PROMPT
Pictures in the data below are not part of the copy; transcribe everything else exactly.

RECORDS SUPPLIED
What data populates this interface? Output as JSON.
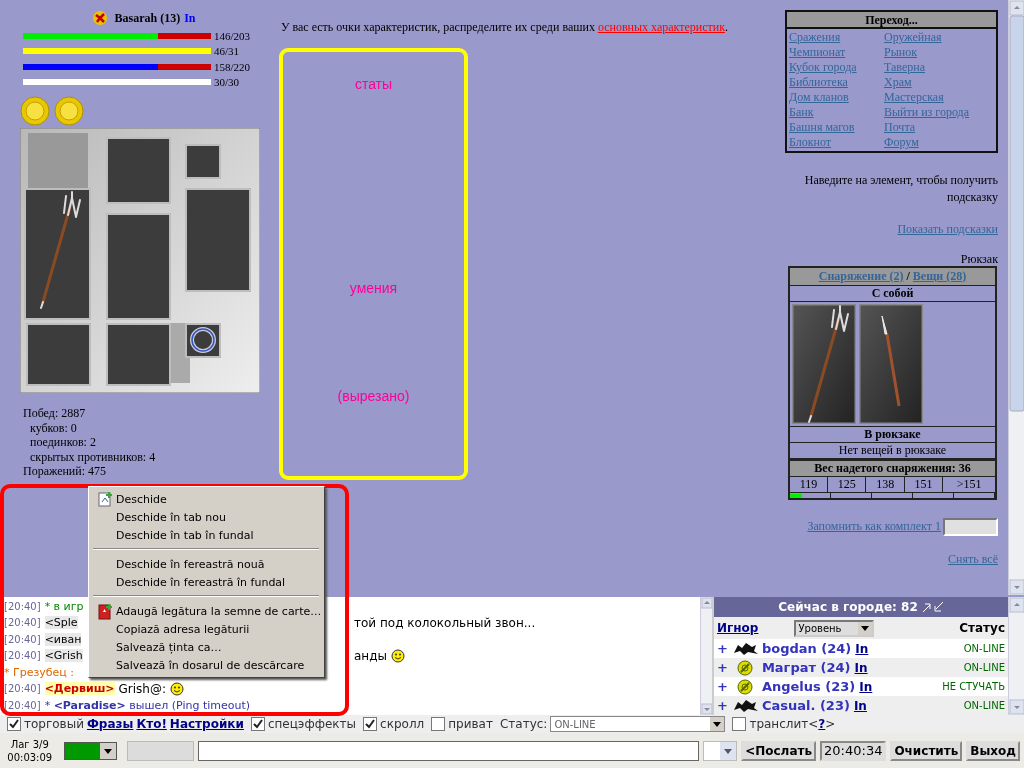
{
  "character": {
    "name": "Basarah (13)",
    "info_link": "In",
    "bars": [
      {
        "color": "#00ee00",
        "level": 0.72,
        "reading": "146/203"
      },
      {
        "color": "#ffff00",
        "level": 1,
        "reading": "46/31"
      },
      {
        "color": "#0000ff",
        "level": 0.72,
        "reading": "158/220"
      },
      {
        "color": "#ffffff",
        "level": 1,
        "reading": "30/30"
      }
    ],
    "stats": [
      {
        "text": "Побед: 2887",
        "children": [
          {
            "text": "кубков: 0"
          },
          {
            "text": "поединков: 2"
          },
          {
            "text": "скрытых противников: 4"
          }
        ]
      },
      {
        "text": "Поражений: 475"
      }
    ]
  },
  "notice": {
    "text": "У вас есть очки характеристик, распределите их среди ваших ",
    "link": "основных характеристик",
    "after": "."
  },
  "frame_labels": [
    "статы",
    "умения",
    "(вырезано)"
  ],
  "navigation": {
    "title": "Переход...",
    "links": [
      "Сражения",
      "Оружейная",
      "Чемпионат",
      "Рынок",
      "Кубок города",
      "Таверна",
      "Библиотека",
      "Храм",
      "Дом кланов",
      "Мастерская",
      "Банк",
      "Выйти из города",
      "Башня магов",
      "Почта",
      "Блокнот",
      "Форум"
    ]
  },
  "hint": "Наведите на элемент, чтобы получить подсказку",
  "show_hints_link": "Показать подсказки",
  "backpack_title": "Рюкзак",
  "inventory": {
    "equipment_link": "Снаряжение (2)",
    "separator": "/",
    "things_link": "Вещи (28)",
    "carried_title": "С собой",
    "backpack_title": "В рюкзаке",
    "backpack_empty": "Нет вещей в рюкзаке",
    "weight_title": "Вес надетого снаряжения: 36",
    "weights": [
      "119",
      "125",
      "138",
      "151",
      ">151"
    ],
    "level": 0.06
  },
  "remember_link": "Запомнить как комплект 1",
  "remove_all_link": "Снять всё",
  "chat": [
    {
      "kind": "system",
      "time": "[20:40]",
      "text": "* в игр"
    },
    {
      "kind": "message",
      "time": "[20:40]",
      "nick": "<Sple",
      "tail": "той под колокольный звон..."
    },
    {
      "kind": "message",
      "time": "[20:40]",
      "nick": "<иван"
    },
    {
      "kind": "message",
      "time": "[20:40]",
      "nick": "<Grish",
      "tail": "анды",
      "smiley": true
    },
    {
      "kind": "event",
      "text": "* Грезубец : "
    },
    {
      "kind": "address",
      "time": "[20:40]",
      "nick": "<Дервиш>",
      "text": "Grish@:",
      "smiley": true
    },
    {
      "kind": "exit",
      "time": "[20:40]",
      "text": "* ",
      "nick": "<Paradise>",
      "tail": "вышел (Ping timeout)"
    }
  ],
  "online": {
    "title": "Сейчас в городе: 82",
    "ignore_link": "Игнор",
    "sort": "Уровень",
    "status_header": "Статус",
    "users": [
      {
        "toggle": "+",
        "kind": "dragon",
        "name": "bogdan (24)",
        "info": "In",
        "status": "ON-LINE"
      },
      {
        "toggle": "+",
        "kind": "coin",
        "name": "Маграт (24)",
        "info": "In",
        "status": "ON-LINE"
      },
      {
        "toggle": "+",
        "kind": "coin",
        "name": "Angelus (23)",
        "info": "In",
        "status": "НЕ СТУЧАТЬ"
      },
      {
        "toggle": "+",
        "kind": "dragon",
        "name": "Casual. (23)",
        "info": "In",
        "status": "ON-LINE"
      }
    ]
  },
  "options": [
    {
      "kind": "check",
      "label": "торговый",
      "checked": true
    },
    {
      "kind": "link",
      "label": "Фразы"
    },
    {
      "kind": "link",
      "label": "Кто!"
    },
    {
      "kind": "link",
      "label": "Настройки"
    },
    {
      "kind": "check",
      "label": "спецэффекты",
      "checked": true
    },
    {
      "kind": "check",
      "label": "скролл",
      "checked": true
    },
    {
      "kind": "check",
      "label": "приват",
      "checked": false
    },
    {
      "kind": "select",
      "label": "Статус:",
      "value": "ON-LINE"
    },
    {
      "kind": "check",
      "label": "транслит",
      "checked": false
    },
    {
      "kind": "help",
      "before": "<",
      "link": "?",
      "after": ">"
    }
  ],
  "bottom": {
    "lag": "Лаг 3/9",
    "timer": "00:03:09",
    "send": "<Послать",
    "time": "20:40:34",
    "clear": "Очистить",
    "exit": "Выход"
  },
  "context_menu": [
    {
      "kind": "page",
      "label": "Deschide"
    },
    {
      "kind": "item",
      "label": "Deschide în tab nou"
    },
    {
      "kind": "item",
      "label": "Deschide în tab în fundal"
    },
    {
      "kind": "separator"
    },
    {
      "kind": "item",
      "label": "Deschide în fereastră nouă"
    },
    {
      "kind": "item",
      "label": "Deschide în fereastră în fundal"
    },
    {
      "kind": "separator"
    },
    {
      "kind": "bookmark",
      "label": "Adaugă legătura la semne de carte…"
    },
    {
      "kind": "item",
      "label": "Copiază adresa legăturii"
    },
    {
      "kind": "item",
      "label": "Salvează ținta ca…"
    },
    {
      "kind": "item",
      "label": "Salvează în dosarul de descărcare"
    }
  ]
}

RESULT OF THE EXERCISE
What data populates this interface? Output as JSON.
{
  "character": {
    "name": "Basarah (13)",
    "info_link": "In",
    "bars": [
      {
        "color": "#00ee00",
        "level": 0.72,
        "reading": "146/203"
      },
      {
        "color": "#ffff00",
        "level": 1,
        "reading": "46/31"
      },
      {
        "color": "#0000ff",
        "level": 0.72,
        "reading": "158/220"
      },
      {
        "color": "#ffffff",
        "level": 1,
        "reading": "30/30"
      }
    ],
    "stats": [
      {
        "text": "Побед: 2887",
        "children": [
          {
            "text": "кубков: 0"
          },
          {
            "text": "поединков: 2"
          },
          {
            "text": "скрытых противников: 4"
          }
        ]
      },
      {
        "text": "Поражений: 475"
      }
    ]
  },
  "notice": {
    "text": "У вас есть очки характеристик, распределите их среди ваших ",
    "link": "основных характеристик",
    "after": "."
  },
  "frame_labels": [
    "статы",
    "умения",
    "(вырезано)"
  ],
  "navigation": {
    "title": "Переход...",
    "links": [
      "Сражения",
      "Оружейная",
      "Чемпионат",
      "Рынок",
      "Кубок города",
      "Таверна",
      "Библиотека",
      "Храм",
      "Дом кланов",
      "Мастерская",
      "Банк",
      "Выйти из города",
      "Башня магов",
      "Почта",
      "Блокнот",
      "Форум"
    ]
  },
  "hint": "Наведите на элемент, чтобы получить подсказку",
  "show_hints_link": "Показать подсказки",
  "backpack_title": "Рюкзак",
  "inventory": {
    "equipment_link": "Снаряжение (2)",
    "separator": "/",
    "things_link": "Вещи (28)",
    "carried_title": "С собой",
    "backpack_title": "В рюкзаке",
    "backpack_empty": "Нет вещей в рюкзаке",
    "weight_title": "Вес надетого снаряжения: 36",
    "weights": [
      "119",
      "125",
      "138",
      "151",
      ">151"
    ],
    "level": 0.06
  },
  "remember_link": "Запомнить как комплект 1",
  "remove_all_link": "Снять всё",
  "chat": [
    {
      "kind": "system",
      "time": "[20:40]",
      "text": "* в игр"
    },
    {
      "kind": "message",
      "time": "[20:40]",
      "nick": "<Sple",
      "tail": "той под колокольный звон..."
    },
    {
      "kind": "message",
      "time": "[20:40]",
      "nick": "<иван"
    },
    {
      "kind": "message",
      "time": "[20:40]",
      "nick": "<Grish",
      "tail": "анды",
      "smiley": true
    },
    {
      "kind": "event",
      "text": "* Грезубец : "
    },
    {
      "kind": "address",
      "time": "[20:40]",
      "nick": "<Дервиш>",
      "text": "Grish@:",
      "smiley": true
    },
    {
      "kind": "exit",
      "time": "[20:40]",
      "text": "* ",
      "nick": "<Paradise>",
      "tail": "вышел (Ping timeout)"
    }
  ],
  "online": {
    "title": "Сейчас в городе: 82",
    "ignore_link": "Игнор",
    "sort": "Уровень",
    "status_header": "Статус",
    "users": [
      {
        "toggle": "+",
        "kind": "dragon",
        "name": "bogdan (24)",
        "info": "In",
        "status": "ON-LINE"
      },
      {
        "toggle": "+",
        "kind": "coin",
        "name": "Маграт (24)",
        "info": "In",
        "status": "ON-LINE"
      },
      {
        "toggle": "+",
        "kind": "coin",
        "name": "Angelus (23)",
        "info": "In",
        "status": "НЕ СТУЧАТЬ"
      },
      {
        "toggle": "+",
        "kind": "dragon",
        "name": "Casual. (23)",
        "info": "In",
        "status": "ON-LINE"
      }
    ]
  },
  "options": [
    {
      "kind": "check",
      "label": "торговый",
      "checked": true
    },
    {
      "kind": "link",
      "label": "Фразы"
    },
    {
      "kind": "link",
      "label": "Кто!"
    },
    {
      "kind": "link",
      "label": "Настройки"
    },
    {
      "kind": "check",
      "label": "спецэффекты",
      "checked": true
    },
    {
      "kind": "check",
      "label": "скролл",
      "checked": true
    },
    {
      "kind": "check",
      "label": "приват",
      "checked": false
    },
    {
      "kind": "select",
      "label": "Статус:",
      "value": "ON-LINE"
    },
    {
      "kind": "check",
      "label": "транслит",
      "checked": false
    },
    {
      "kind": "help",
      "before": "<",
      "link": "?",
      "after": ">"
    }
  ],
  "bottom": {
    "lag": "Лаг 3/9",
    "timer": "00:03:09",
    "send": "<Послать",
    "time": "20:40:34",
    "clear": "Очистить",
    "exit": "Выход"
  },
  "context_menu": [
    {
      "kind": "page",
      "label": "Deschide"
    },
    {
      "kind": "item",
      "label": "Deschide în tab nou"
    },
    {
      "kind": "item",
      "label": "Deschide în tab în fundal"
    },
    {
      "kind": "separator"
    },
    {
      "kind": "item",
      "label": "Deschide în fereastră nouă"
    },
    {
      "kind": "item",
      "label": "Deschide în fereastră în fundal"
    },
    {
      "kind": "separator"
    },
    {
      "kind": "bookmark",
      "label": "Adaugă legătura la semne de carte…"
    },
    {
      "kind": "item",
      "label": "Copiază adresa legăturii"
    },
    {
      "kind": "item",
      "label": "Salvează ținta ca…"
    },
    {
      "kind": "item",
      "label": "Salvează în dosarul de descărcare"
    }
  ]
}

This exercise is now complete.